── Source records ──

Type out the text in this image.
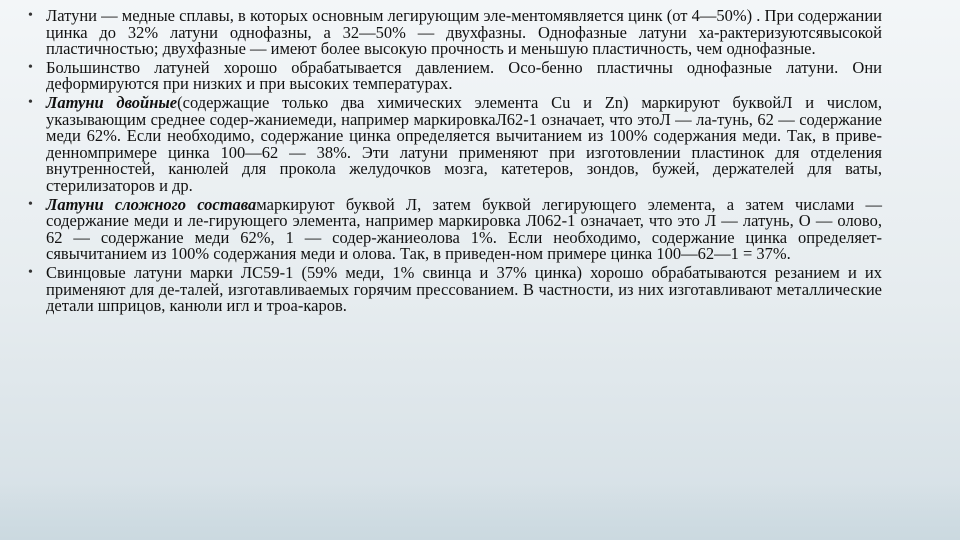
• Латуни — медные сплавы, в которых основным легирующим эле-ментомявляется цинк (от 4—50%) . При содержании цинка до 32% латуни однофазны, а 32—50% — двухфазны. Однофазные латуни ха-рактеризуютсявысокой пластичностью; двухфазные — имеют более высокую прочность и меньшую пластичность, чем однофазные.
• Большинство латуней хорошо обрабатывается давлением. Осо-бенно пластичны однофазные латуни. Они деформируются при низких и при высоких температурах.
• Латуни двойные(содержащие только два химических элемента Cu и Zn) маркируют буквойЛ и числом, указывающим среднее содер-жаниемеди, например маркировкаЛ62-1 означает, что этоЛ — ла-тунь, 62 — содержание меди 62%. Если необходимо, содержание цинка определяется вычитанием из 100% содержания меди. Так, в приве-денномпримере цинка 100—62 — 38%. Эти латуни применяют при изготовлении пластинок для отделения внутренностей, канюлей для прокола желудочков мозга, катетеров, зондов, бужей, держателей для ваты, стерилизаторов и др.
• Латуни сложного составамаркируют буквой Л, затем буквой легирующего элемента, а затем числами — содержание меди и ле-гирующего элемента, например маркировка Л062-1 означает, что это Л — латунь, О — олово, 62 — содержание меди 62%, 1 — содер-жаниеолова 1%. Если необходимо, содержание цинка определяет-сявычитанием из 100% содержания меди и олова. Так, в приведен-ном примере цинка 100—62—1 = 37%.
• Свинцовые латуни марки ЛС59-1 (59% меди, 1% свинца и 37% цинка) хорошо обрабатываются резанием и их применяют для де-талей, изготавливаемых горячим прессованием. В частности, из них изготавливают металлические детали шприцов, канюли игл и троа-каров.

───

▸ **Objective**: Print every record above exactly as written, leaving out the pictures.

▸ **Output**:
Type out the text in this image.
• Латуни — медные сплавы, в которых основным легирующим эле-ментомявляется цинк (от 4—50%) . При содержании цинка до 32% латуни однофазны, а 32—50% — двухфазны. Однофазные латуни ха-рактеризуютсявысокой пластичностью; двухфазные — имеют более высокую прочность и меньшую пластичность, чем однофазные.
• Большинство латуней хорошо обрабатывается давлением. Осо-бенно пластичны однофазные латуни. Они деформируются при низких и при высоких температурах.
• Латуни двойные(содержащие только два химических элемента Cu и Zn) маркируют буквойЛ и числом, указывающим среднее содер-жаниемеди, например маркировкаЛ62-1 означает, что этоЛ — ла-тунь, 62 — содержание меди 62%. Если необходимо, содержание цинка определяется вычитанием из 100% содержания меди. Так, в приве-денномпримере цинка 100—62 — 38%. Эти латуни применяют при изготовлении пластинок для отделения внутренностей, канюлей для прокола желудочков мозга, катетеров, зондов, бужей, держателей для ваты, стерилизаторов и др.
• Латуни сложного составамаркируют буквой Л, затем буквой легирующего элемента, а затем числами — содержание меди и ле-гирующего элемента, например маркировка Л062-1 означает, что это Л — латунь, О — олово, 62 — содержание меди 62%, 1 — содер-жаниеолова 1%. Если необходимо, содержание цинка определяет-сявычитанием из 100% содержания меди и олова. Так, в приведен-ном примере цинка 100—62—1 = 37%.
• Свинцовые латуни марки ЛС59-1 (59% меди, 1% свинца и 37% цинка) хорошо обрабатываются резанием и их применяют для де-талей, изготавливаемых горячим прессованием. В частности, из них изготавливают металлические детали шприцов, канюли игл и троа-каров.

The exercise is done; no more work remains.